§ Exercise instructions:
Pictures aside, quote the whole listing exactly.

[Entries from a dataset]
+---+

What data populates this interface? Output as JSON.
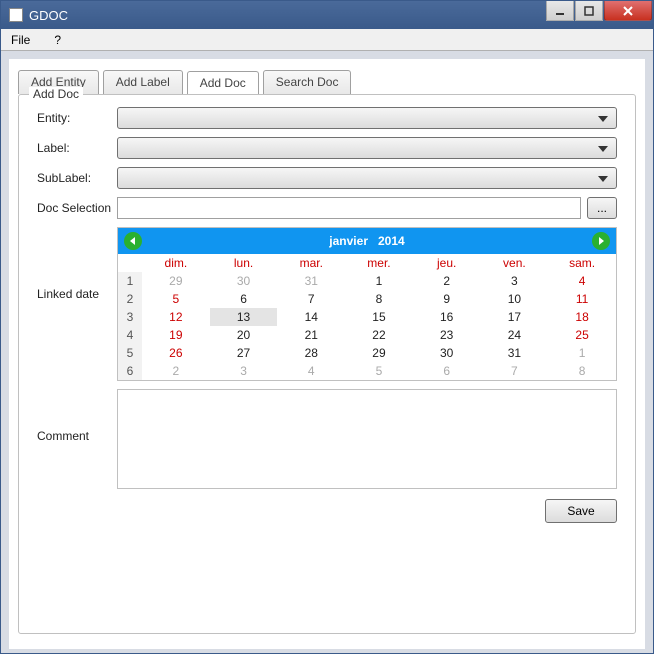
{
  "window": {
    "title": "GDOC"
  },
  "menubar": {
    "file": "File",
    "help": "?"
  },
  "tabs": [
    {
      "label": "Add Entity",
      "active": false
    },
    {
      "label": "Add Label",
      "active": false
    },
    {
      "label": "Add Doc",
      "active": true
    },
    {
      "label": "Search Doc",
      "active": false
    }
  ],
  "group": {
    "title": "Add Doc"
  },
  "form": {
    "entity_label": "Entity:",
    "label_label": "Label:",
    "sublabel_label": "SubLabel:",
    "docsel_label": "Doc Selection",
    "browse_label": "...",
    "linked_label": "Linked date",
    "comment_label": "Comment",
    "save_label": "Save"
  },
  "calendar": {
    "month": "janvier",
    "year": "2014",
    "day_headers": [
      "dim.",
      "lun.",
      "mar.",
      "mer.",
      "jeu.",
      "ven.",
      "sam."
    ],
    "weeks": [
      {
        "wk": "1",
        "days": [
          {
            "n": "29",
            "t": "other"
          },
          {
            "n": "30",
            "t": "other"
          },
          {
            "n": "31",
            "t": "other"
          },
          {
            "n": "1",
            "t": "cur"
          },
          {
            "n": "2",
            "t": "cur"
          },
          {
            "n": "3",
            "t": "cur"
          },
          {
            "n": "4",
            "t": "wknd"
          }
        ]
      },
      {
        "wk": "2",
        "days": [
          {
            "n": "5",
            "t": "wknd"
          },
          {
            "n": "6",
            "t": "cur"
          },
          {
            "n": "7",
            "t": "cur"
          },
          {
            "n": "8",
            "t": "cur"
          },
          {
            "n": "9",
            "t": "cur"
          },
          {
            "n": "10",
            "t": "cur"
          },
          {
            "n": "11",
            "t": "wknd"
          }
        ]
      },
      {
        "wk": "3",
        "days": [
          {
            "n": "12",
            "t": "wknd"
          },
          {
            "n": "13",
            "t": "sel"
          },
          {
            "n": "14",
            "t": "cur"
          },
          {
            "n": "15",
            "t": "cur"
          },
          {
            "n": "16",
            "t": "cur"
          },
          {
            "n": "17",
            "t": "cur"
          },
          {
            "n": "18",
            "t": "wknd"
          }
        ]
      },
      {
        "wk": "4",
        "days": [
          {
            "n": "19",
            "t": "wknd"
          },
          {
            "n": "20",
            "t": "cur"
          },
          {
            "n": "21",
            "t": "cur"
          },
          {
            "n": "22",
            "t": "cur"
          },
          {
            "n": "23",
            "t": "cur"
          },
          {
            "n": "24",
            "t": "cur"
          },
          {
            "n": "25",
            "t": "wknd"
          }
        ]
      },
      {
        "wk": "5",
        "days": [
          {
            "n": "26",
            "t": "wknd"
          },
          {
            "n": "27",
            "t": "cur"
          },
          {
            "n": "28",
            "t": "cur"
          },
          {
            "n": "29",
            "t": "cur"
          },
          {
            "n": "30",
            "t": "cur"
          },
          {
            "n": "31",
            "t": "cur"
          },
          {
            "n": "1",
            "t": "other"
          }
        ]
      },
      {
        "wk": "6",
        "days": [
          {
            "n": "2",
            "t": "other"
          },
          {
            "n": "3",
            "t": "other"
          },
          {
            "n": "4",
            "t": "other"
          },
          {
            "n": "5",
            "t": "other"
          },
          {
            "n": "6",
            "t": "other"
          },
          {
            "n": "7",
            "t": "other"
          },
          {
            "n": "8",
            "t": "other"
          }
        ]
      }
    ]
  }
}
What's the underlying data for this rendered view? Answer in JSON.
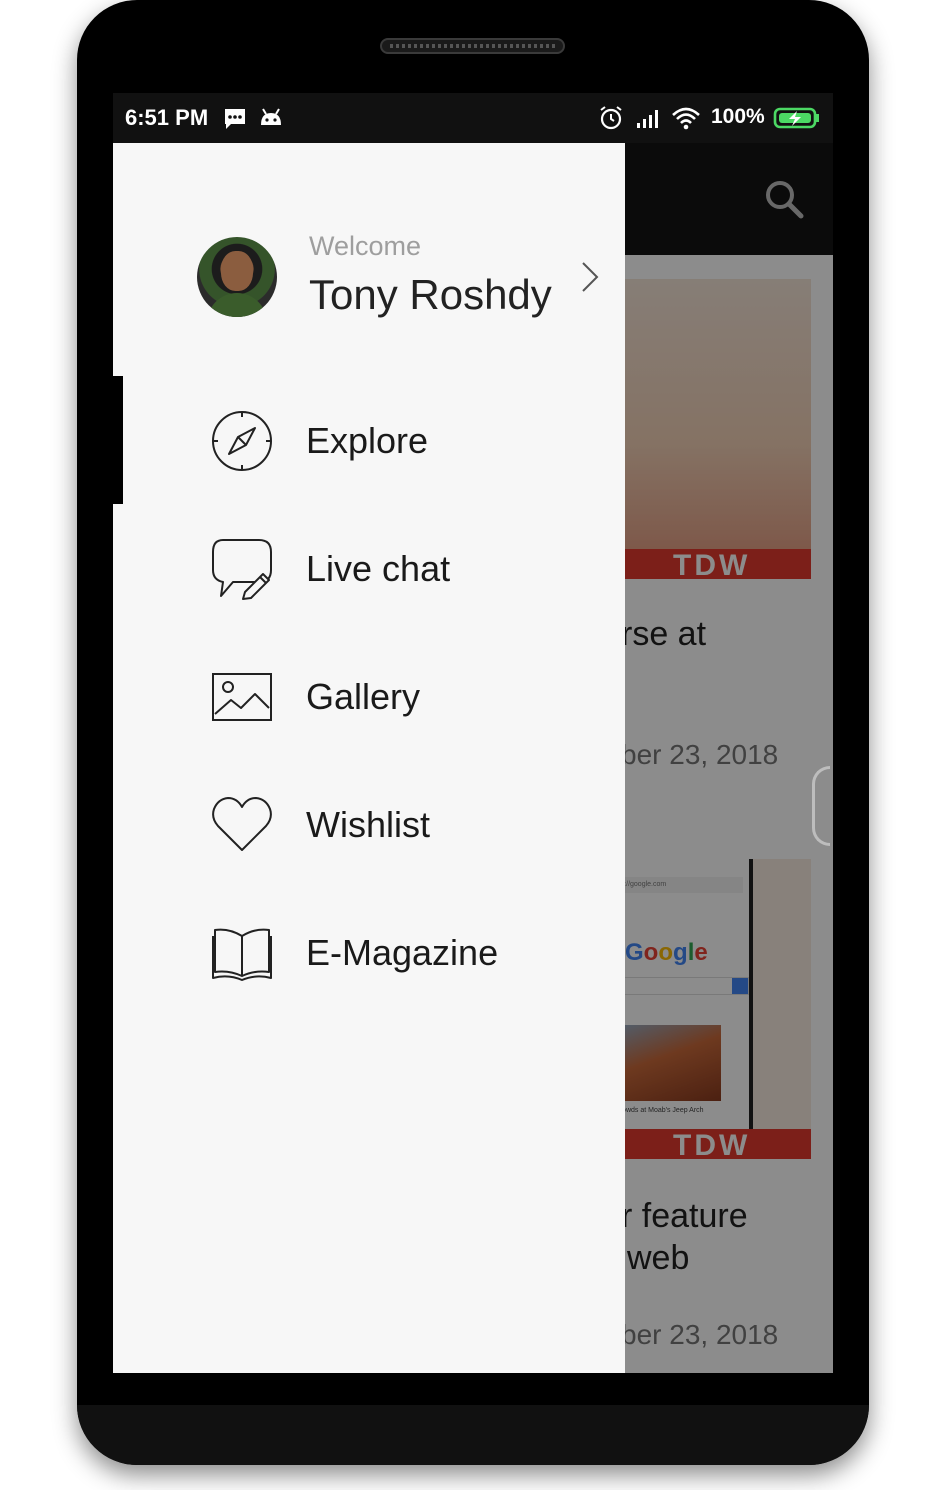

+---+

§ Answer for the task:
What data populates this interface? Output as JSON.
{
  "window": {
    "title": "GDOC"
  },
  "menubar": {
    "file": "File",
    "help": "?"
  },
  "tabs": [
    {
      "label": "Add Entity",
      "active": false
    },
    {
      "label": "Add Label",
      "active": false
    },
    {
      "label": "Add Doc",
      "active": true
    },
    {
      "label": "Search Doc",
      "active": false
    }
  ],
  "group": {
    "title": "Add Doc"
  },
  "form": {
    "entity_label": "Entity:",
    "label_label": "Label:",
    "sublabel_label": "SubLabel:",
    "docsel_label": "Doc Selection",
    "browse_label": "...",
    "linked_label": "Linked date",
    "comment_label": "Comment",
    "save_label": "Save"
  },
  "calendar": {
    "month": "janvier",
    "year": "2014",
    "day_headers": [
      "dim.",
      "lun.",
      "mar.",
      "mer.",
      "jeu.",
      "ven.",
      "sam."
    ],
    "weeks": [
      {
        "wk": "1",
        "days": [
          {
            "n": "29",
            "t": "other"
          },
          {
            "n": "30",
            "t": "other"
          },
          {
            "n": "31",
            "t": "other"
          },
          {
            "n": "1",
            "t": "cur"
          },
          {
            "n": "2",
            "t": "cur"
          },
          {
            "n": "3",
            "t": "cur"
          },
          {
            "n": "4",
            "t": "wknd"
          }
        ]
      },
      {
        "wk": "2",
        "days": [
          {
            "n": "5",
            "t": "wknd"
          },
          {
            "n": "6",
            "t": "cur"
          },
          {
            "n": "7",
            "t": "cur"
          },
          {
            "n": "8",
            "t": "cur"
          },
          {
            "n": "9",
            "t": "cur"
          },
          {
            "n": "10",
            "t": "cur"
          },
          {
            "n": "11",
            "t": "wknd"
          }
        ]
      },
      {
        "wk": "3",
        "days": [
          {
            "n": "12",
            "t": "wknd"
          },
          {
            "n": "13",
            "t": "sel"
          },
          {
            "n": "14",
            "t": "cur"
          },
          {
            "n": "15",
            "t": "cur"
          },
          {
            "n": "16",
            "t": "cur"
          },
          {
            "n": "17",
            "t": "cur"
          },
          {
            "n": "18",
            "t": "wknd"
          }
        ]
      },
      {
        "wk": "4",
        "days": [
          {
            "n": "19",
            "t": "wknd"
          },
          {
            "n": "20",
            "t": "cur"
          },
          {
            "n": "21",
            "t": "cur"
          },
          {
            "n": "22",
            "t": "cur"
          },
          {
            "n": "23",
            "t": "cur"
          },
          {
            "n": "24",
            "t": "cur"
          },
          {
            "n": "25",
            "t": "wknd"
          }
        ]
      },
      {
        "wk": "5",
        "days": [
          {
            "n": "26",
            "t": "wknd"
          },
          {
            "n": "27",
            "t": "cur"
          },
          {
            "n": "28",
            "t": "cur"
          },
          {
            "n": "29",
            "t": "cur"
          },
          {
            "n": "30",
            "t": "cur"
          },
          {
            "n": "31",
            "t": "cur"
          },
          {
            "n": "1",
            "t": "other"
          }
        ]
      },
      {
        "wk": "6",
        "days": [
          {
            "n": "2",
            "t": "other"
          },
          {
            "n": "3",
            "t": "other"
          },
          {
            "n": "4",
            "t": "other"
          },
          {
            "n": "5",
            "t": "other"
          },
          {
            "n": "6",
            "t": "other"
          },
          {
            "n": "7",
            "t": "other"
          },
          {
            "n": "8",
            "t": "other"
          }
        ]
      }
    ]
  }
}
What's the underlying data for this rendered view? Answer in JSON.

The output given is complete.